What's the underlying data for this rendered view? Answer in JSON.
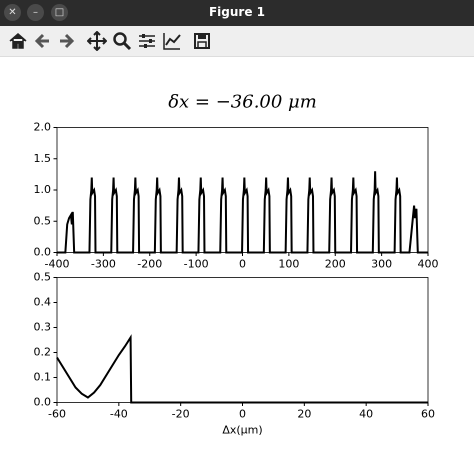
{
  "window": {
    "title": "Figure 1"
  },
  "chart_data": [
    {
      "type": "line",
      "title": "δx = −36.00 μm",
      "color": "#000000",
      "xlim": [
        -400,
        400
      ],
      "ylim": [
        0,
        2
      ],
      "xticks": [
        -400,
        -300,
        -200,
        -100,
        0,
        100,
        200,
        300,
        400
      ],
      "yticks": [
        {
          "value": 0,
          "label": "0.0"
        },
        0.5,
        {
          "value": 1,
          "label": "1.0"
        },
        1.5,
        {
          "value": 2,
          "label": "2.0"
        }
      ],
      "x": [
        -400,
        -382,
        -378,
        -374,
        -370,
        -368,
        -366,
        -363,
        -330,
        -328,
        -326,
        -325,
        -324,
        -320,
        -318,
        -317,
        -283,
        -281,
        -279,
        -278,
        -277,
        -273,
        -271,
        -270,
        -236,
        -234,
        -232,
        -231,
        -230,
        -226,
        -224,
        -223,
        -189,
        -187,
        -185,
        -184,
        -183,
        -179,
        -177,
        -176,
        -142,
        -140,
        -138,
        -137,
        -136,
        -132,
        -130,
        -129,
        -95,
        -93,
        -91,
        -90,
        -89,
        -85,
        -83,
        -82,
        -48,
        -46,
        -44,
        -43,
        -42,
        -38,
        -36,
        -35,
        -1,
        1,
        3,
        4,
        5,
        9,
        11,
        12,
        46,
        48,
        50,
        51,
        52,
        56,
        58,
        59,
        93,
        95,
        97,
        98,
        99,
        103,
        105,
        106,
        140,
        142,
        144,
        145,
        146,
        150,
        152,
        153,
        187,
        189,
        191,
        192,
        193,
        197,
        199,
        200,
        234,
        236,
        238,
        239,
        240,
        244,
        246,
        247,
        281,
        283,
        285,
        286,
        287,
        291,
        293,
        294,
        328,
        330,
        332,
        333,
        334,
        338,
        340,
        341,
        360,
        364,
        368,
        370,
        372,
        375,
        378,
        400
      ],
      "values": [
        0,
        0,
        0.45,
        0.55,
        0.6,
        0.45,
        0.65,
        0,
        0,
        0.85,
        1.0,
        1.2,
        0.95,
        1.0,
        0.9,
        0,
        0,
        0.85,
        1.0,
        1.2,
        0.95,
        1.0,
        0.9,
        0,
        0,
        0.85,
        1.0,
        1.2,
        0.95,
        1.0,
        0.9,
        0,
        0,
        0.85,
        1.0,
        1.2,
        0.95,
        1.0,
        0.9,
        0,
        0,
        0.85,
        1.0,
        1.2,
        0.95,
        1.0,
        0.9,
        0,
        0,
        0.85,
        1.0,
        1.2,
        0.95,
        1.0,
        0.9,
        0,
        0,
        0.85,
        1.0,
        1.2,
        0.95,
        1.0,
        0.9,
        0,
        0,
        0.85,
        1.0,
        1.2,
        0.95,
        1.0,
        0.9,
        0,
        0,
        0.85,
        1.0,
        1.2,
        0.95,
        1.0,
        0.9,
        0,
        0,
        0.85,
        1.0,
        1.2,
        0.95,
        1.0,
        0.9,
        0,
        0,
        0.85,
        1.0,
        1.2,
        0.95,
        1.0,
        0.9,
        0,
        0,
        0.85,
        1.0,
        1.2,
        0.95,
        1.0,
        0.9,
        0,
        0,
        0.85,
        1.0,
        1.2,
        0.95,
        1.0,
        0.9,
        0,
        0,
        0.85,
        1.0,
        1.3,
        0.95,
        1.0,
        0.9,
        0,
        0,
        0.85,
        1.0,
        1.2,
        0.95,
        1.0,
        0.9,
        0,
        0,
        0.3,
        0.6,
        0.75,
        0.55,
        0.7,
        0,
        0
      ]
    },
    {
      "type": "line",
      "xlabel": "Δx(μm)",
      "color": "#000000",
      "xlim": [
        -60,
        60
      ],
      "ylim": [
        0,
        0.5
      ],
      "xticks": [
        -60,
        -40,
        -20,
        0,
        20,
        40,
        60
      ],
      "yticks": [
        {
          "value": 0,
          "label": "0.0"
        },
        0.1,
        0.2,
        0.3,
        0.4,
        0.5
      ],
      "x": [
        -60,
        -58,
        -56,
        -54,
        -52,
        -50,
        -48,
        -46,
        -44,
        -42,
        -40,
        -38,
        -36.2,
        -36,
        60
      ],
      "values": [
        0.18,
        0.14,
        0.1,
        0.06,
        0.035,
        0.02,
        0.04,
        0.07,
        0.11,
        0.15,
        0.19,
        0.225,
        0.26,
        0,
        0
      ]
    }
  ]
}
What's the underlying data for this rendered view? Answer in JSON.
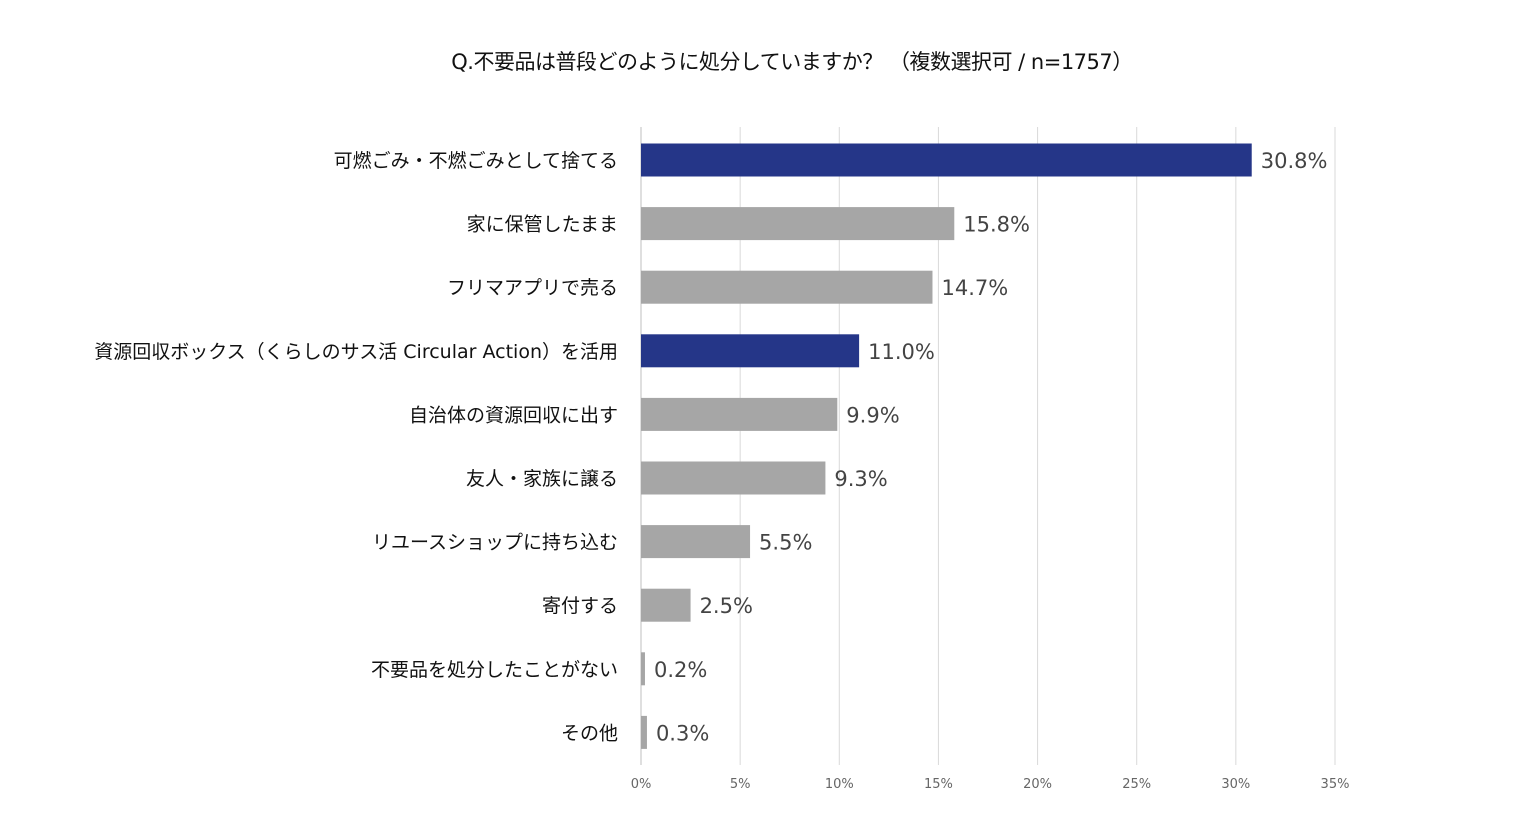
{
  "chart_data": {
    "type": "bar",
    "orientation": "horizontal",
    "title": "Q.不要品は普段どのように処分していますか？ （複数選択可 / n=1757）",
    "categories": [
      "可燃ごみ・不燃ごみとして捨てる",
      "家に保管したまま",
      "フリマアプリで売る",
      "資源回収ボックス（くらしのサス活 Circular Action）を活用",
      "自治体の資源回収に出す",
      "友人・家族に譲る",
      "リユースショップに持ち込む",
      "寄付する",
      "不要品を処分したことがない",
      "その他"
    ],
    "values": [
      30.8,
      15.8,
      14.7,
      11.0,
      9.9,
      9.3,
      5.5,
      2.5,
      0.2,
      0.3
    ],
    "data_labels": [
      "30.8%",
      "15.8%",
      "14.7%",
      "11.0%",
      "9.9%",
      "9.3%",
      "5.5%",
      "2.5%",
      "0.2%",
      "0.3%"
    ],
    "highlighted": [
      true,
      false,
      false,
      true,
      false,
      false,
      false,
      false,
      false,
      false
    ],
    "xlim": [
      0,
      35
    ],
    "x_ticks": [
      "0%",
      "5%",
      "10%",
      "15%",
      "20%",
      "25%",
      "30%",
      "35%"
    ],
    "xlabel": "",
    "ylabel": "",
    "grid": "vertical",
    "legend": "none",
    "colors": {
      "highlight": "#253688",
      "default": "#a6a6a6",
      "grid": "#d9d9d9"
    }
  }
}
---
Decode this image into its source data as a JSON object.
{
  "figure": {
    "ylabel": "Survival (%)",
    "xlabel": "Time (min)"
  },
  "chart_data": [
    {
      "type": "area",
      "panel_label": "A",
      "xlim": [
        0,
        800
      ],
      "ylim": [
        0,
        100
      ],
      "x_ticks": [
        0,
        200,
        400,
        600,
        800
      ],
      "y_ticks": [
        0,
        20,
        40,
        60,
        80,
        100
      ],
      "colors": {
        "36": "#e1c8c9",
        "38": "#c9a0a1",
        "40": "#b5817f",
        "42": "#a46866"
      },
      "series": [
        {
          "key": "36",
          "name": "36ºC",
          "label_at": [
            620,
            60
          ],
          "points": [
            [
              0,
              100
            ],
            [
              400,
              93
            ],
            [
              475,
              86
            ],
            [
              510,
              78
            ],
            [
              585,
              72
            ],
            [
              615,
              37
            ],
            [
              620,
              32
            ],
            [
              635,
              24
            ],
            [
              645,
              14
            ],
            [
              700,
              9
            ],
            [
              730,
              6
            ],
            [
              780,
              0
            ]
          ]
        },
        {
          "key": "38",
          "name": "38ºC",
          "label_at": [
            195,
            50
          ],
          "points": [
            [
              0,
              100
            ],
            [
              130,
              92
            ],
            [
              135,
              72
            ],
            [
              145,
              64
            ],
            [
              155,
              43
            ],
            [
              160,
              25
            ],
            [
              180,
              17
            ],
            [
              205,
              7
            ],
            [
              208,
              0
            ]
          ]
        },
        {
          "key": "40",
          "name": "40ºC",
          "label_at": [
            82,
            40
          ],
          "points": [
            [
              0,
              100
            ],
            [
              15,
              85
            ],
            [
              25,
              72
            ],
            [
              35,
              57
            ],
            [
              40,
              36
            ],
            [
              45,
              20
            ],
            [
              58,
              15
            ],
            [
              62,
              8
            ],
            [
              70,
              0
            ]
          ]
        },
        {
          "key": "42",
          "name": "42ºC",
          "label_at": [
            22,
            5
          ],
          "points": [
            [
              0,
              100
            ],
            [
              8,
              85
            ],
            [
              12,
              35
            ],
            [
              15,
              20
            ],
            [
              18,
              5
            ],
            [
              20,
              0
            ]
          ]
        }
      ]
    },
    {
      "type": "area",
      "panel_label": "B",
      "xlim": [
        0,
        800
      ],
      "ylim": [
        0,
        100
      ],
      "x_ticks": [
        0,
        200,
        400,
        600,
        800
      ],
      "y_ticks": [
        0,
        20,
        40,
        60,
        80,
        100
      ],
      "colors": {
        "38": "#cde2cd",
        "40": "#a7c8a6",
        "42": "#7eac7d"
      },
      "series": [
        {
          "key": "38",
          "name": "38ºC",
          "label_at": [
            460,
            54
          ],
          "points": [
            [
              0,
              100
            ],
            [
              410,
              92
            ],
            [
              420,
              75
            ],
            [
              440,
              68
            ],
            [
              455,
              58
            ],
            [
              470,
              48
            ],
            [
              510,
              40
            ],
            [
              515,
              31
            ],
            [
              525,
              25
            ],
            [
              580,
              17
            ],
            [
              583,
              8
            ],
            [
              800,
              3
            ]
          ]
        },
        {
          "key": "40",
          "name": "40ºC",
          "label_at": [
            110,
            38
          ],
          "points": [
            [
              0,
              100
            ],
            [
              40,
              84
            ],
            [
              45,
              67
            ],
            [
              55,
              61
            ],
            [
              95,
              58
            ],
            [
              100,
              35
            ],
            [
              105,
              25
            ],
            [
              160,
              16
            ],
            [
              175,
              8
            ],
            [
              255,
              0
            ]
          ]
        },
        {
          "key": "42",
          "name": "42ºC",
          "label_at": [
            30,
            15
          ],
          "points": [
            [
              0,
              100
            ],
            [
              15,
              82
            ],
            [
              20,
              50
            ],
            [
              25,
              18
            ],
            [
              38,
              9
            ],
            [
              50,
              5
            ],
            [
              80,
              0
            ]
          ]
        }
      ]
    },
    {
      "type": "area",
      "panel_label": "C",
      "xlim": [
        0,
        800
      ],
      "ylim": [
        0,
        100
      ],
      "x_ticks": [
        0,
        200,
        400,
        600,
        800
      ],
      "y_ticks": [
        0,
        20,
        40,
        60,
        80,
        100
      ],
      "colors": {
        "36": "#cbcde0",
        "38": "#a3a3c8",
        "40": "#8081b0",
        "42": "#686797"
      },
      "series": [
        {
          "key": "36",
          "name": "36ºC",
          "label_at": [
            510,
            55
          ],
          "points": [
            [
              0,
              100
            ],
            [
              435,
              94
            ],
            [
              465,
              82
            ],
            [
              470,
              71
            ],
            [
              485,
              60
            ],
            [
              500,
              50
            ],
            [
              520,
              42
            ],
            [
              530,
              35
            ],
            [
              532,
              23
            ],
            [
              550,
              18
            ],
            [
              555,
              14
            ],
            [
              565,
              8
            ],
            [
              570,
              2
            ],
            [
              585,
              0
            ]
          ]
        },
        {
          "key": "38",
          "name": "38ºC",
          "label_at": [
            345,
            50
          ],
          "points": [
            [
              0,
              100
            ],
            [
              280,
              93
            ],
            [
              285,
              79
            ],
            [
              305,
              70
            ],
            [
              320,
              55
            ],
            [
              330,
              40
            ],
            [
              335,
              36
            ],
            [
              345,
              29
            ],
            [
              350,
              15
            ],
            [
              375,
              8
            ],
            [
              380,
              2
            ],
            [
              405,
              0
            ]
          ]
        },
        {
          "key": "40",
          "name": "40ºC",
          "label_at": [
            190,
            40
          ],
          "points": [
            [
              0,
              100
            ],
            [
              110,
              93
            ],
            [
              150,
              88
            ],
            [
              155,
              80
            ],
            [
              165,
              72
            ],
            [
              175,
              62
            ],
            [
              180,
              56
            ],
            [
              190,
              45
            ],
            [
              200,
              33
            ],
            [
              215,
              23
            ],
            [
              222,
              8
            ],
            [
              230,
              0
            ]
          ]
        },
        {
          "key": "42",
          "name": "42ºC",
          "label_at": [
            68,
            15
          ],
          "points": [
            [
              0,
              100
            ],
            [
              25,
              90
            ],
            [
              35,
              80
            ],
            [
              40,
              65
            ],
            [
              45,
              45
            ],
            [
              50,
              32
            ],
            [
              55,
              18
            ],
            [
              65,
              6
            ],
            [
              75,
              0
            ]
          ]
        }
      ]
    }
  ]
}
* * *
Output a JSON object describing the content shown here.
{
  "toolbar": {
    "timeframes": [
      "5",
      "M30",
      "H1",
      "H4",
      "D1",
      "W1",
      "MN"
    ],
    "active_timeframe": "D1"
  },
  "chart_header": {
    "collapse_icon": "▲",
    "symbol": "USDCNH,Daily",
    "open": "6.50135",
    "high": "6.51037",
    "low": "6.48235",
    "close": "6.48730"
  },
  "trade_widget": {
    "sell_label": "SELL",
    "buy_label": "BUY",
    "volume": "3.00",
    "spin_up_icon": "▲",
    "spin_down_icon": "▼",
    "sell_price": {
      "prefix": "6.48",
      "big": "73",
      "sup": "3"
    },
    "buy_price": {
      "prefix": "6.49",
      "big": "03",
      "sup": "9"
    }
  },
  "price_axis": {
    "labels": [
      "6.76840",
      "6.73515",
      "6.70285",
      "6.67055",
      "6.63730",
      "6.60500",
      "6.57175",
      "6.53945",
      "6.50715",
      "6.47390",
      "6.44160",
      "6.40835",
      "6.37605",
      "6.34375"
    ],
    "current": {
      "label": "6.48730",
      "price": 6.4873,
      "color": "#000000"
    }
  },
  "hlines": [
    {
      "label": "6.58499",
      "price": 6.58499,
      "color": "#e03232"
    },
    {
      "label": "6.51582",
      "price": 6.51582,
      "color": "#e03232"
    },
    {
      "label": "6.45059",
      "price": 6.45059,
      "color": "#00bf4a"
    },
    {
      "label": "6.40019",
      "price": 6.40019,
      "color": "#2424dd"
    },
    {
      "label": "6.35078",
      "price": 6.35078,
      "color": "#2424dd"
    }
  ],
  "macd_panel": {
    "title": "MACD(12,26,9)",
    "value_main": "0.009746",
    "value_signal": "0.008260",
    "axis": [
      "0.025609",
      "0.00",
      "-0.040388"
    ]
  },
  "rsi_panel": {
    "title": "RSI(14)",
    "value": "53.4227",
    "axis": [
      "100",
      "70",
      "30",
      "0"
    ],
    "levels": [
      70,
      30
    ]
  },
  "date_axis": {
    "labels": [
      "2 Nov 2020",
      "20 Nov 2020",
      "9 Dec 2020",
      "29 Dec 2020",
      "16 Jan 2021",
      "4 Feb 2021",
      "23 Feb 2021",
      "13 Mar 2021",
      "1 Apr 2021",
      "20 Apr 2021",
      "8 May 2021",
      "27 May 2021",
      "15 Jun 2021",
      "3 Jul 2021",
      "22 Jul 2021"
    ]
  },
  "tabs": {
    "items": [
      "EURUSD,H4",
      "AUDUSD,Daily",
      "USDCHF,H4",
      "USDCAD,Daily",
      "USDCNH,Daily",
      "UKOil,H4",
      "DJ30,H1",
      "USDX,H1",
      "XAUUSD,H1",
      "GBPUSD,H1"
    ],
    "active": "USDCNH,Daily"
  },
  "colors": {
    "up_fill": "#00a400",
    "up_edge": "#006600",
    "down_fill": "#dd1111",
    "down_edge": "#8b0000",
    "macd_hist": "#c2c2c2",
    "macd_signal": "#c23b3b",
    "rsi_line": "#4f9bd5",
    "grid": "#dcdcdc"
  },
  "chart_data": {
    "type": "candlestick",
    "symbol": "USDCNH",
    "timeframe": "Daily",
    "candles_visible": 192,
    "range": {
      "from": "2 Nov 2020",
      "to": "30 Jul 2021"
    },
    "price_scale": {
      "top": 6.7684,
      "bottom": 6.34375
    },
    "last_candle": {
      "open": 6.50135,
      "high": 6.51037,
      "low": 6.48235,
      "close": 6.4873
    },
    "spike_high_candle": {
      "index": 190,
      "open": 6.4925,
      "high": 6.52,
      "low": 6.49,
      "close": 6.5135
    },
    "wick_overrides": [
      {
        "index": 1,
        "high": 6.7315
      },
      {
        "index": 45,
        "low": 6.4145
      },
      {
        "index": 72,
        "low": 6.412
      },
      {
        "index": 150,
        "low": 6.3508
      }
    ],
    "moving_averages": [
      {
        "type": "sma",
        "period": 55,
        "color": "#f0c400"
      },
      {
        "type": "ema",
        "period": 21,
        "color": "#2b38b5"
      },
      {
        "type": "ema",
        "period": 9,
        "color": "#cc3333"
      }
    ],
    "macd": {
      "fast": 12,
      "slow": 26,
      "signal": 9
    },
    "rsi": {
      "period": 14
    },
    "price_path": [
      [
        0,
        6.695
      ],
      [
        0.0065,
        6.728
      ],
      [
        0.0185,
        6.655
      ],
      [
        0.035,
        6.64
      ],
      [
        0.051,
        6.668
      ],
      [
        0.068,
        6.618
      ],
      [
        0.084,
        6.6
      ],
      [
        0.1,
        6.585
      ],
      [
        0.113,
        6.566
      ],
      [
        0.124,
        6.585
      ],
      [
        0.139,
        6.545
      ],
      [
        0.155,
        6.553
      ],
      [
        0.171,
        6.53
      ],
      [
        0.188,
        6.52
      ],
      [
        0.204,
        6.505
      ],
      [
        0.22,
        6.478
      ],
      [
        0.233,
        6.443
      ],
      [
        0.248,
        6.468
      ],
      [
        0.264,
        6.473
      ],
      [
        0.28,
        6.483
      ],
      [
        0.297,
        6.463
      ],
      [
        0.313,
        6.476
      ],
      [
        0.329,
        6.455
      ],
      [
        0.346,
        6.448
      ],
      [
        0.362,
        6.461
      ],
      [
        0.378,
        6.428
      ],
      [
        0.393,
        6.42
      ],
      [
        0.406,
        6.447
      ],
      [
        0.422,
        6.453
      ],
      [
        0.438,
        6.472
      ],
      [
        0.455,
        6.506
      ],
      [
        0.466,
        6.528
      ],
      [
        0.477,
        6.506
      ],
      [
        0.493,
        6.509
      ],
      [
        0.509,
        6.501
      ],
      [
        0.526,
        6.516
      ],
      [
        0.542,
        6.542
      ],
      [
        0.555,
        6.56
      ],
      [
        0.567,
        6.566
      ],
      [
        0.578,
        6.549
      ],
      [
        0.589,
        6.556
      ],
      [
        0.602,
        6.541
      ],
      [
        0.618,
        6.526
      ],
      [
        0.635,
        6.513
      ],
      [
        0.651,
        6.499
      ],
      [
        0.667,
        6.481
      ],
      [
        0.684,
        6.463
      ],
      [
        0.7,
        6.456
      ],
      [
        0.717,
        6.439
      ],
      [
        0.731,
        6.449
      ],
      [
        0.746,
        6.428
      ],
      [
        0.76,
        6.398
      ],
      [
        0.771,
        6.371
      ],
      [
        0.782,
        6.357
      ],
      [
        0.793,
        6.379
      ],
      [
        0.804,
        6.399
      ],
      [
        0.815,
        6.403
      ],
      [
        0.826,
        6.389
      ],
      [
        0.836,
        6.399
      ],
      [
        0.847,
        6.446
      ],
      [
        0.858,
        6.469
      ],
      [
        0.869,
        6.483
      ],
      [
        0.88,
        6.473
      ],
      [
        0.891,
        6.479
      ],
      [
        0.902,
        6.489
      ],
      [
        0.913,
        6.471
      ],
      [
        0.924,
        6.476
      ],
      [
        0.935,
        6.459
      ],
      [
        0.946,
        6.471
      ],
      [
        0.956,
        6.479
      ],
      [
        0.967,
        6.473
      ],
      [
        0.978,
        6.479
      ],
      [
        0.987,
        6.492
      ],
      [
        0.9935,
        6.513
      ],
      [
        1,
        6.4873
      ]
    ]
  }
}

◆ WHAT IS EXPECTED
Filter out every line that lacks the word "close", and copy the rest.

◆ TASK ANSWER
    "close": "6.48730"
      "close": 6.4873
      "close": 6.5135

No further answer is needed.